# The problem
Convert every line of the listings below into a numbered list, omitting any blank lines.

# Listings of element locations
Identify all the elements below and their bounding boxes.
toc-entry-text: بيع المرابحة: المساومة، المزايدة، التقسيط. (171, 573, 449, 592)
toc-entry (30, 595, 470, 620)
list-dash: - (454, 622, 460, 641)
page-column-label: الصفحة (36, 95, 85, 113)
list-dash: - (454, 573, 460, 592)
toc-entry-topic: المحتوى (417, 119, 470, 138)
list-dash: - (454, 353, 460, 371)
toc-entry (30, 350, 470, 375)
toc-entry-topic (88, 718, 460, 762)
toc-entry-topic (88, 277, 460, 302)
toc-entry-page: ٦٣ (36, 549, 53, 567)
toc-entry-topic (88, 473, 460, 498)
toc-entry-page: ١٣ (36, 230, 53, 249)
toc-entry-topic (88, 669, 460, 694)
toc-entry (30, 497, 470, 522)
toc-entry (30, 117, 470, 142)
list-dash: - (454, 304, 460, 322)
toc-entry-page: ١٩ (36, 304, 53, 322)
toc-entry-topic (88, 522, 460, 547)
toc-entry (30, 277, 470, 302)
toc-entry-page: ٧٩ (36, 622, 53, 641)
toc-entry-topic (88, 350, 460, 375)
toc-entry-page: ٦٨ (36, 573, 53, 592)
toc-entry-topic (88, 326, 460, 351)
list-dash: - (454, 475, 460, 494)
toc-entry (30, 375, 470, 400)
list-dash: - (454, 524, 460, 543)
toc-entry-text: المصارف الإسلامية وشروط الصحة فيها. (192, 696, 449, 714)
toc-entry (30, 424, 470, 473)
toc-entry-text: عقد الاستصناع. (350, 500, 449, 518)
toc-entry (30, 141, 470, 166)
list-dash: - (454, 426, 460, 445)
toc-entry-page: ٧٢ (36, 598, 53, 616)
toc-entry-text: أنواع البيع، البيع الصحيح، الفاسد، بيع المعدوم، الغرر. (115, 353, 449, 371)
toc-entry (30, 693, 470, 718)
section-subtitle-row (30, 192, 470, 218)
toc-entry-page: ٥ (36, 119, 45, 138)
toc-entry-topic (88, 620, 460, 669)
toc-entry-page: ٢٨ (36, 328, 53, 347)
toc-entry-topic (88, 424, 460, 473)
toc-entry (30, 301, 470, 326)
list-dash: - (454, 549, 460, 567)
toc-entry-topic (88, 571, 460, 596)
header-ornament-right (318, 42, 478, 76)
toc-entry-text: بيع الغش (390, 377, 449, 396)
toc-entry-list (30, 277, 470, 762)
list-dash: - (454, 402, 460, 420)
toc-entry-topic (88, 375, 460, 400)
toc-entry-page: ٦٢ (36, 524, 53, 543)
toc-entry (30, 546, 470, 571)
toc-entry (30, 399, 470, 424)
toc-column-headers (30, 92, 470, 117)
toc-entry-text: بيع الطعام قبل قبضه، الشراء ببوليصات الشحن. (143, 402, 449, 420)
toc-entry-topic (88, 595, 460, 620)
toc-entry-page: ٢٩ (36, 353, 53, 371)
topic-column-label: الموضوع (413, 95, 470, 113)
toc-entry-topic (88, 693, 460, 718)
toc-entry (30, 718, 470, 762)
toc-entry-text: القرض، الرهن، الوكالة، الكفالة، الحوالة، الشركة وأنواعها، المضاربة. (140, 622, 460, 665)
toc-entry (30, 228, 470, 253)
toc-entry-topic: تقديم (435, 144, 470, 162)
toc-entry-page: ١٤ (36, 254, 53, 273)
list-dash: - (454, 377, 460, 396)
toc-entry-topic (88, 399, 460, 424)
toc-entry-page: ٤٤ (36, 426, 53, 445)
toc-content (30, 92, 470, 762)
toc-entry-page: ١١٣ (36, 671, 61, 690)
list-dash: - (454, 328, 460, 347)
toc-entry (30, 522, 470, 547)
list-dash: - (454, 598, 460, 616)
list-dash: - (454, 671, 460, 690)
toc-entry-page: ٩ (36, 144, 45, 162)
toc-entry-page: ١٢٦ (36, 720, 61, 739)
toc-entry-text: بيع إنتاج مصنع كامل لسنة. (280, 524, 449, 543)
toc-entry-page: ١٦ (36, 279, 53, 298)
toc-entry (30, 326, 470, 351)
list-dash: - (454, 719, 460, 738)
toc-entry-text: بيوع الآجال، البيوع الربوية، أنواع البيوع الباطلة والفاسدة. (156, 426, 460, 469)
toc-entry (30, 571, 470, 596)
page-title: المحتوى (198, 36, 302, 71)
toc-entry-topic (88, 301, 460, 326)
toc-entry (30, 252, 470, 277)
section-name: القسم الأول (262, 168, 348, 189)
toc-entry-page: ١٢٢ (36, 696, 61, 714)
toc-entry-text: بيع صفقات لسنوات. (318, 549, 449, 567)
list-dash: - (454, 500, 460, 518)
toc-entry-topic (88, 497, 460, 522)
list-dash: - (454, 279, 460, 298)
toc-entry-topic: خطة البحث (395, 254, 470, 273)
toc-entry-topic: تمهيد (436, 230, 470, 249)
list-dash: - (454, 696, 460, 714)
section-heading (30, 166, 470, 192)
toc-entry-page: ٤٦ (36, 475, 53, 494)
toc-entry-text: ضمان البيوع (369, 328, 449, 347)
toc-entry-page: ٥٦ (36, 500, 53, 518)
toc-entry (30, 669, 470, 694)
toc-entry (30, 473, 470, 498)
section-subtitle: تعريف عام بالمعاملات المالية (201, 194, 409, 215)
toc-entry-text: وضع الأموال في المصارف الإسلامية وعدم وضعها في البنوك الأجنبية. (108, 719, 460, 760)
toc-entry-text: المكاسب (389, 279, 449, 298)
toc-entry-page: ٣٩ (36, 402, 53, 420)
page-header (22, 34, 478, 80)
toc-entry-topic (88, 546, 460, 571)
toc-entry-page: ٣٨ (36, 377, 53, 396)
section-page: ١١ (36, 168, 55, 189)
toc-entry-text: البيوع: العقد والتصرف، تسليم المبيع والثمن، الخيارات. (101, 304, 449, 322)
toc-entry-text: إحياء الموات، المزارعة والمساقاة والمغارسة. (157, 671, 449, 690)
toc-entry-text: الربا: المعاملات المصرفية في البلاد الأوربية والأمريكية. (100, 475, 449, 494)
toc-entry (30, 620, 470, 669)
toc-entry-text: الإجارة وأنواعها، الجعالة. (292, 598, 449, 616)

# Written solution
1. Identify all the elements below and their bounding boxes.
2. toc-entry-text: بيع المرابحة: المساومة، المزايدة، التقسيط. (171, 573, 449, 592)
3. toc-entry (30, 595, 470, 620)
4. list-dash: - (454, 622, 460, 641)
5. page-column-label: الصفحة (36, 95, 85, 113)
6. list-dash: - (454, 573, 460, 592)
7. toc-entry-topic: المحتوى (417, 119, 470, 138)
8. list-dash: - (454, 353, 460, 371)
9. toc-entry (30, 350, 470, 375)
10. toc-entry-topic (88, 718, 460, 762)
11. toc-entry-topic (88, 277, 460, 302)
12. toc-entry-page: ٦٣ (36, 549, 53, 567)
13. toc-entry-topic (88, 473, 460, 498)
14. toc-entry-page: ١٣ (36, 230, 53, 249)
15. toc-entry-topic (88, 669, 460, 694)
16. toc-entry (30, 497, 470, 522)
17. toc-entry (30, 117, 470, 142)
18. list-dash: - (454, 304, 460, 322)
19. toc-entry-page: ١٩ (36, 304, 53, 322)
20. toc-entry-topic (88, 522, 460, 547)
21. toc-entry (30, 277, 470, 302)
22. toc-entry-page: ٧٩ (36, 622, 53, 641)
23. toc-entry-topic (88, 350, 460, 375)
24. toc-entry-page: ٦٨ (36, 573, 53, 592)
25. toc-entry-topic (88, 326, 460, 351)
26. list-dash: - (454, 475, 460, 494)
27. toc-entry (30, 375, 470, 400)
28. list-dash: - (454, 524, 460, 543)
29. toc-entry-text: المصارف الإسلامية وشروط الصحة فيها. (192, 696, 449, 714)
30. toc-entry (30, 424, 470, 473)
31. toc-entry-text: عقد الاستصناع. (350, 500, 449, 518)
32. toc-entry (30, 141, 470, 166)
33. list-dash: - (454, 426, 460, 445)
34. toc-entry-page: ٧٢ (36, 598, 53, 616)
35. toc-entry-text: أنواع البيع، البيع الصحيح، الفاسد، بيع المعدوم، الغرر. (115, 353, 449, 371)
36. toc-entry (30, 693, 470, 718)
37. section-subtitle-row (30, 192, 470, 218)
38. toc-entry-page: ٥ (36, 119, 45, 138)
39. toc-entry-topic (88, 620, 460, 669)
40. toc-entry-page: ٢٨ (36, 328, 53, 347)
41. toc-entry-topic (88, 424, 460, 473)
42. toc-entry (30, 301, 470, 326)
43. list-dash: - (454, 549, 460, 567)
44. toc-entry-topic (88, 571, 460, 596)
45. header-ornament-right (318, 42, 478, 76)
46. toc-entry-text: بيع الغش (390, 377, 449, 396)
47. toc-entry-list (30, 277, 470, 762)
48. list-dash: - (454, 402, 460, 420)
49. toc-entry-topic (88, 375, 460, 400)
50. toc-entry-page: ٦٢ (36, 524, 53, 543)
51. toc-entry (30, 546, 470, 571)
52. toc-entry (30, 399, 470, 424)
53. toc-column-headers (30, 92, 470, 117)
54. toc-entry-text: بيع الطعام قبل قبضه، الشراء ببوليصات الشحن. (143, 402, 449, 420)
55. toc-entry-topic (88, 595, 460, 620)
56. toc-entry-page: ٢٩ (36, 353, 53, 371)
57. topic-column-label: الموضوع (413, 95, 470, 113)
58. toc-entry-topic (88, 693, 460, 718)
59. toc-entry (30, 718, 470, 762)
60. toc-entry-text: القرض، الرهن، الوكالة، الكفالة، الحوالة، الشركة وأنواعها، المضاربة. (140, 622, 460, 665)
61. toc-entry (30, 228, 470, 253)
62. toc-entry-topic: تقديم (435, 144, 470, 162)
63. toc-entry-page: ١٤ (36, 254, 53, 273)
64. list-dash: - (454, 377, 460, 396)
65. toc-entry-topic (88, 399, 460, 424)
66. toc-entry-page: ٤٤ (36, 426, 53, 445)
67. toc-content (30, 92, 470, 762)
68. toc-entry-page: ١١٣ (36, 671, 61, 690)
69. list-dash: - (454, 328, 460, 347)
70. toc-entry (30, 522, 470, 547)
71. list-dash: - (454, 598, 460, 616)
72. list-dash: - (454, 671, 460, 690)
73. toc-entry-page: ٩ (36, 144, 45, 162)
74. toc-entry-page: ١٢٦ (36, 720, 61, 739)
75. toc-entry-text: بيع إنتاج مصنع كامل لسنة. (280, 524, 449, 543)
76. toc-entry-page: ١٦ (36, 279, 53, 298)
77. toc-entry (30, 326, 470, 351)
78. list-dash: - (454, 719, 460, 738)
79. toc-entry-text: بيوع الآجال، البيوع الربوية، أنواع البيوع الباطلة والفاسدة. (156, 426, 460, 469)
80. toc-entry (30, 571, 470, 596)
81. page-title: المحتوى (198, 36, 302, 71)
82. toc-entry-topic (88, 301, 460, 326)
83. toc-entry (30, 252, 470, 277)
84. section-name: القسم الأول (262, 168, 348, 189)
85. toc-entry-page: ١٢٢ (36, 696, 61, 714)
86. toc-entry-text: بيع صفقات لسنوات. (318, 549, 449, 567)
87. list-dash: - (454, 500, 460, 518)
88. toc-entry-topic (88, 497, 460, 522)
89. list-dash: - (454, 279, 460, 298)
90. toc-entry-topic: خطة البحث (395, 254, 470, 273)
91. toc-entry-topic: تمهيد (436, 230, 470, 249)
92. list-dash: - (454, 696, 460, 714)
93. section-heading (30, 166, 470, 192)
94. toc-entry-page: ٤٦ (36, 475, 53, 494)
95. toc-entry-text: ضمان البيوع (369, 328, 449, 347)
96. toc-entry-page: ٥٦ (36, 500, 53, 518)
97. toc-entry (30, 669, 470, 694)
98. toc-entry (30, 473, 470, 498)
99. section-subtitle: تعريف عام بالمعاملات المالية (201, 194, 409, 215)
100. toc-entry-text: وضع الأموال في المصارف الإسلامية وعدم وضعها في البنوك الأجنبية. (108, 719, 460, 760)
101. toc-entry-text: المكاسب (389, 279, 449, 298)
102. toc-entry-page: ٣٩ (36, 402, 53, 420)
103. page-header (22, 34, 478, 80)
104. toc-entry-topic (88, 546, 460, 571)
105. toc-entry-page: ٣٨ (36, 377, 53, 396)
106. section-page: ١١ (36, 168, 55, 189)
107. toc-entry-text: البيوع: العقد والتصرف، تسليم المبيع والثمن، الخيارات. (101, 304, 449, 322)
108. toc-entry-text: إحياء الموات، المزارعة والمساقاة والمغارسة. (157, 671, 449, 690)
109. toc-entry-text: الربا: المعاملات المصرفية في البلاد الأوربية والأمريكية. (100, 475, 449, 494)
110. toc-entry (30, 620, 470, 669)
111. toc-entry-text: الإجارة وأنواعها، الجعالة. (292, 598, 449, 616)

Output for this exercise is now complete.